GIVEN INSTRUCTION: Print, exactly and completely, every entry in the data.

+++

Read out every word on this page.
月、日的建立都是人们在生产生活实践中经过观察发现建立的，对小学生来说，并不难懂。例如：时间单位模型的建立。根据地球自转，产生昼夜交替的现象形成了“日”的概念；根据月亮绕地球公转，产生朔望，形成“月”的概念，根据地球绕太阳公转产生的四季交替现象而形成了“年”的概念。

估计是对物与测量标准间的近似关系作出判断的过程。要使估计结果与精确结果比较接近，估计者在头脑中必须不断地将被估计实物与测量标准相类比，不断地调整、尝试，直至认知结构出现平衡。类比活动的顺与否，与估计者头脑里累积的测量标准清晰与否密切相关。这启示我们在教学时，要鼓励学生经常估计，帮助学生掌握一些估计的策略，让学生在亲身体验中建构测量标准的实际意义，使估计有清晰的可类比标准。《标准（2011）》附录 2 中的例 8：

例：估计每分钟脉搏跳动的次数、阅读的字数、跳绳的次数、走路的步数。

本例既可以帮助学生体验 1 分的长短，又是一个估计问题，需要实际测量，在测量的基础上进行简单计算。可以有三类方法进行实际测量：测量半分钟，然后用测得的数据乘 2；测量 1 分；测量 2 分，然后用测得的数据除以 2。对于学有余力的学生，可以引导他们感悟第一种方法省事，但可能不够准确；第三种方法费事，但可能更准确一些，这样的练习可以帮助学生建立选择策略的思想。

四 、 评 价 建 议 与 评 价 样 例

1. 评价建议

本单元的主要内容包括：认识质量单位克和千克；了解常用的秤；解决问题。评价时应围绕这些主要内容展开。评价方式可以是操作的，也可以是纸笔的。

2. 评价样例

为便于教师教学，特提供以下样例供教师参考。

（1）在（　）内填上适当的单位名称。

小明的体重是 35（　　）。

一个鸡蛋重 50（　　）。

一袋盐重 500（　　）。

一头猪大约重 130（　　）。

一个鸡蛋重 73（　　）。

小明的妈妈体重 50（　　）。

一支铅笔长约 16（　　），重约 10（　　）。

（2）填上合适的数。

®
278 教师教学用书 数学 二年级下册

+++

RIGHT ANSWER:
Read out every word on this page.
月、日的建立都是人们在生产生活实践中经过观察发现建立的，对小学生来说，并不难懂。例如：时间单位模型的建立。根据地球自转，产生昼夜交替的现象形成了“日”的概念；根据月亮绕地球公转，产生朔望，形成“月”的概念，根据地球绕太阳公转产生的四季交替现象而形成了“年”的概念。

估计是对物与测量标准间的近似关系作出判断的过程。要使估计结果与精确结果比较接近，估计者在头脑中必须不断地将被估计实物与测量标准相类比，不断地调整、尝试，直至认知结构出现平衡。类比活动的顺与否，与估计者头脑里累积的测量标准清晰与否密切相关。这启示我们在教学时，要鼓励学生经常估计，帮助学生掌握一些估计的策略，让学生在亲身体验中建构测量标准的实际意义，使估计有清晰的可类比标准。《标准（2011）》附录 2 中的例 8：

例：估计每分钟脉搏跳动的次数、阅读的字数、跳绳的次数、走路的步数。

本例既可以帮助学生体验 1 分的长短，又是一个估计问题，需要实际测量，在测量的基础上进行简单计算。可以有三类方法进行实际测量：测量半分钟，然后用测得的数据乘 2；测量 1 分；测量 2 分，然后用测得的数据除以 2。对于学有余力的学生，可以引导他们感悟第一种方法省事，但可能不够准确；第三种方法费事，但可能更准确一些，这样的练习可以帮助学生建立选择策略的思想。

四 、 评 价 建 议 与 评 价 样 例

1. 评价建议

本单元的主要内容包括：认识质量单位克和千克；了解常用的秤；解决问题。评价时应围绕这些主要内容展开。评价方式可以是操作的，也可以是纸笔的。

2. 评价样例

为便于教师教学，特提供以下样例供教师参考。

（1）在（　）内填上适当的单位名称。

小明的体重是 35（　　）。

一个鸡蛋重 50（　　）。

一袋盐重 500（　　）。

一头猪大约重 130（　　）。

一个鸡蛋重 73（　　）。

小明的妈妈体重 50（　　）。

一支铅笔长约 16（　　），重约 10（　　）。

（2）填上合适的数。

®
278 教师教学用书 数学 二年级下册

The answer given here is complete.